### Task statement
Count every line of the listing where the string "thay" occurs, and reply with the count alone.

### Input rows
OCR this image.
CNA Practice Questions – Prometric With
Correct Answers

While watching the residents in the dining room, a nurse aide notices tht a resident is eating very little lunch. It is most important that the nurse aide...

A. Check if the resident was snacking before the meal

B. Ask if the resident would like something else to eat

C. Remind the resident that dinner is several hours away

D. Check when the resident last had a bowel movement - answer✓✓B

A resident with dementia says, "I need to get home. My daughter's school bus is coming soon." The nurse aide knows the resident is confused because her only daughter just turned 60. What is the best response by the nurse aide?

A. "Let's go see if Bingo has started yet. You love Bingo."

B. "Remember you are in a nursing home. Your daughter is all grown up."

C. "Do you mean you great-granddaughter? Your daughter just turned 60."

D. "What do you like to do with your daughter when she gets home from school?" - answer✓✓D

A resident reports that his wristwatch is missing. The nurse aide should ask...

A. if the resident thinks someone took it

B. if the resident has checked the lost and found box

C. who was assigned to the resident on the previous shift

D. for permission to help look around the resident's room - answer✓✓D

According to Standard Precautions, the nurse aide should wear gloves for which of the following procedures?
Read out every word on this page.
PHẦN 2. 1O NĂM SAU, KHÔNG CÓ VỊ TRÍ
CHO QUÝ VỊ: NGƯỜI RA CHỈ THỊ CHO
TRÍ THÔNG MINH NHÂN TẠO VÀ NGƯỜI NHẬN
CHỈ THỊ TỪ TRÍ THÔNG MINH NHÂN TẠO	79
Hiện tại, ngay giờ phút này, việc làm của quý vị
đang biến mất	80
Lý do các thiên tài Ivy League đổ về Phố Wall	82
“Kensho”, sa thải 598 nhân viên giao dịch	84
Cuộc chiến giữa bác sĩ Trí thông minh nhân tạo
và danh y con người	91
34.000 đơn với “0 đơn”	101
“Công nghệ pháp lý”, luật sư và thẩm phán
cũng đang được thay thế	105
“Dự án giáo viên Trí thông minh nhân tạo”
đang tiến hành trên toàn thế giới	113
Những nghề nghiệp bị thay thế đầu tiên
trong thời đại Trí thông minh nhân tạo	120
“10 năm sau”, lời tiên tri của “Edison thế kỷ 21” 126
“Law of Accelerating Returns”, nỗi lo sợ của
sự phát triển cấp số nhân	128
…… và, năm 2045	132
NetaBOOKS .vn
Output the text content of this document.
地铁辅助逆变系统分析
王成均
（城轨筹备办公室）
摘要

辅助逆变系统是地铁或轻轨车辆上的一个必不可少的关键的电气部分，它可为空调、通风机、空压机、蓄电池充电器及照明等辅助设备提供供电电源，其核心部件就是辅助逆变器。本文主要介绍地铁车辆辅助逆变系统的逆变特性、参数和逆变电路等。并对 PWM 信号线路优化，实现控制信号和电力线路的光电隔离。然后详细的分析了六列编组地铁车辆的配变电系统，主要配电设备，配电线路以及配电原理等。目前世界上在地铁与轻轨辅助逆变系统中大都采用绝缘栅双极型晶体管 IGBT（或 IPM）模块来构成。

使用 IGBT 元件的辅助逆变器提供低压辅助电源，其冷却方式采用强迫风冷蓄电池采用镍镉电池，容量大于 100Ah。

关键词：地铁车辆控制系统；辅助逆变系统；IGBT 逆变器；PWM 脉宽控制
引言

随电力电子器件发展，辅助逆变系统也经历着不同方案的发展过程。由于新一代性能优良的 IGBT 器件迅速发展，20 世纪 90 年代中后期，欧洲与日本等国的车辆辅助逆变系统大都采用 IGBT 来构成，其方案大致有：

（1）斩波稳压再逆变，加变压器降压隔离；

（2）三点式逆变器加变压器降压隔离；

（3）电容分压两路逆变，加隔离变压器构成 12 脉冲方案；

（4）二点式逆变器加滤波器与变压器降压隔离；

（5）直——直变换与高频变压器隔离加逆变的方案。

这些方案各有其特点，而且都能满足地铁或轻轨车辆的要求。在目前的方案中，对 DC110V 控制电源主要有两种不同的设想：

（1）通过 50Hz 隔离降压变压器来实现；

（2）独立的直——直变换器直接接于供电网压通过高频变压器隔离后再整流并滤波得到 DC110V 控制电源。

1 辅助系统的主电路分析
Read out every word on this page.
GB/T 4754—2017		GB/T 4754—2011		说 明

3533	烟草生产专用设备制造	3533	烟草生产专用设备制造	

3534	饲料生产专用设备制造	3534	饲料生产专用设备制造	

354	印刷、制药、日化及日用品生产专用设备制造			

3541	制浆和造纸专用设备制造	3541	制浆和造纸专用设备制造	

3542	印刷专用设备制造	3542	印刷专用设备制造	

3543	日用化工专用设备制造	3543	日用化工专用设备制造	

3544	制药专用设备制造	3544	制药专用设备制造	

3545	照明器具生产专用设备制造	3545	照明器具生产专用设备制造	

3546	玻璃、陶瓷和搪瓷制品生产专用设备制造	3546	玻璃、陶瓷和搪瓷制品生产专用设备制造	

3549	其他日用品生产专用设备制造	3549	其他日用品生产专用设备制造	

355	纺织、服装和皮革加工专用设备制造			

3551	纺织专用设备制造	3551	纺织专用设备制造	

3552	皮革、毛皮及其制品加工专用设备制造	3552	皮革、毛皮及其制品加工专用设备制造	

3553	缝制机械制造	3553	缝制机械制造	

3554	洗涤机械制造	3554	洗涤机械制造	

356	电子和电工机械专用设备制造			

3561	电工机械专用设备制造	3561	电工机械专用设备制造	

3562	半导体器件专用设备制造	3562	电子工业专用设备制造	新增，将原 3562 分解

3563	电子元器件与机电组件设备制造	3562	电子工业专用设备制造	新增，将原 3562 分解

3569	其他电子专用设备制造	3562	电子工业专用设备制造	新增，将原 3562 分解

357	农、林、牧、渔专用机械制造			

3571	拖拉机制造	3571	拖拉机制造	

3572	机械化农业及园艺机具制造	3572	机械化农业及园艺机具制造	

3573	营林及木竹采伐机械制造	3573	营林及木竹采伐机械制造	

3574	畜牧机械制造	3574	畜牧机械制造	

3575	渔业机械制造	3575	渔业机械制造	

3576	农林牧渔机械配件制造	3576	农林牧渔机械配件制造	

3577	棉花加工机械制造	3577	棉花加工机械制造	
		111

### Full output
2